-- TASK TO COMPLETE --
Tally the lines that contain the string "boring" and state that total without comment.

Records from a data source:
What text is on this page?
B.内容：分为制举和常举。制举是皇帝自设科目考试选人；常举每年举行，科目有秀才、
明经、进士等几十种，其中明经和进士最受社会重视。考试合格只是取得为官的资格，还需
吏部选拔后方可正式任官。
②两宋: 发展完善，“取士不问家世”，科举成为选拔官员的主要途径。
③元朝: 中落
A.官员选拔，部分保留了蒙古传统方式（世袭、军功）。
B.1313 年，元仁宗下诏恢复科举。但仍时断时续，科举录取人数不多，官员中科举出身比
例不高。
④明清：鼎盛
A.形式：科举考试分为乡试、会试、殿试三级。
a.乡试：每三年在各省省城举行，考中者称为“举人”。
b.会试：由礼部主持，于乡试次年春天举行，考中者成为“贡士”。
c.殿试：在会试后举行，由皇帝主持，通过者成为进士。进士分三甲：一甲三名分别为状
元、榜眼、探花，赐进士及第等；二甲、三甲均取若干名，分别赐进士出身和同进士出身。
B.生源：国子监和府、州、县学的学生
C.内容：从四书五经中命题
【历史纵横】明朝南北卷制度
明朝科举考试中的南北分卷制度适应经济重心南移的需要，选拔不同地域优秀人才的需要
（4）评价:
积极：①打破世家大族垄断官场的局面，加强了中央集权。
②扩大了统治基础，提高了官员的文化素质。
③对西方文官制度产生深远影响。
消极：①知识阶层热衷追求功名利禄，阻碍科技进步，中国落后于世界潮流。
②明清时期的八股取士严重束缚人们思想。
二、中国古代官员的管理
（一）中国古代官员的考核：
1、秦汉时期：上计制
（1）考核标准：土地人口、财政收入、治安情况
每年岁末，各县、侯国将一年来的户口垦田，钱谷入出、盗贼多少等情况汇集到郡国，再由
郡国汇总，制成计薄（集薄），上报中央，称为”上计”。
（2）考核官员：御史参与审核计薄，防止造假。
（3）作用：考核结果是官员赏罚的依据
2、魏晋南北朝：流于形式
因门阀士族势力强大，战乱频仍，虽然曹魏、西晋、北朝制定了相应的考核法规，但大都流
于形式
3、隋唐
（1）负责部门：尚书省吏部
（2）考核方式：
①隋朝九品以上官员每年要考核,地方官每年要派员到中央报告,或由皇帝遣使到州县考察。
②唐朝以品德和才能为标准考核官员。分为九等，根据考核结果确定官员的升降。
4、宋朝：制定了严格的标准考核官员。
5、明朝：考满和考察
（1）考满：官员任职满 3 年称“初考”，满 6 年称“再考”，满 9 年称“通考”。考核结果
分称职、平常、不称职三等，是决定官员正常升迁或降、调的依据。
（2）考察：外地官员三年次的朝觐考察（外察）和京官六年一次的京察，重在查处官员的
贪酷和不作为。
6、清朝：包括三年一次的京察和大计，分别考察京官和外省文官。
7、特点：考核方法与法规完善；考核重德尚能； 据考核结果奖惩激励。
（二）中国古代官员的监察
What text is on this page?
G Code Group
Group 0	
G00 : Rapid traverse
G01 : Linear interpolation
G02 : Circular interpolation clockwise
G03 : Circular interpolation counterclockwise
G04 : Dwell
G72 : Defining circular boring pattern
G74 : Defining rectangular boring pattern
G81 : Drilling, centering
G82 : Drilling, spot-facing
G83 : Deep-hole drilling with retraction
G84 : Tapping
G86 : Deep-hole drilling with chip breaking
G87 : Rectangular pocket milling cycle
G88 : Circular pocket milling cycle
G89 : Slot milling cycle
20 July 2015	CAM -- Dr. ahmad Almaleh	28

-- EXPECTED ANSWER --
2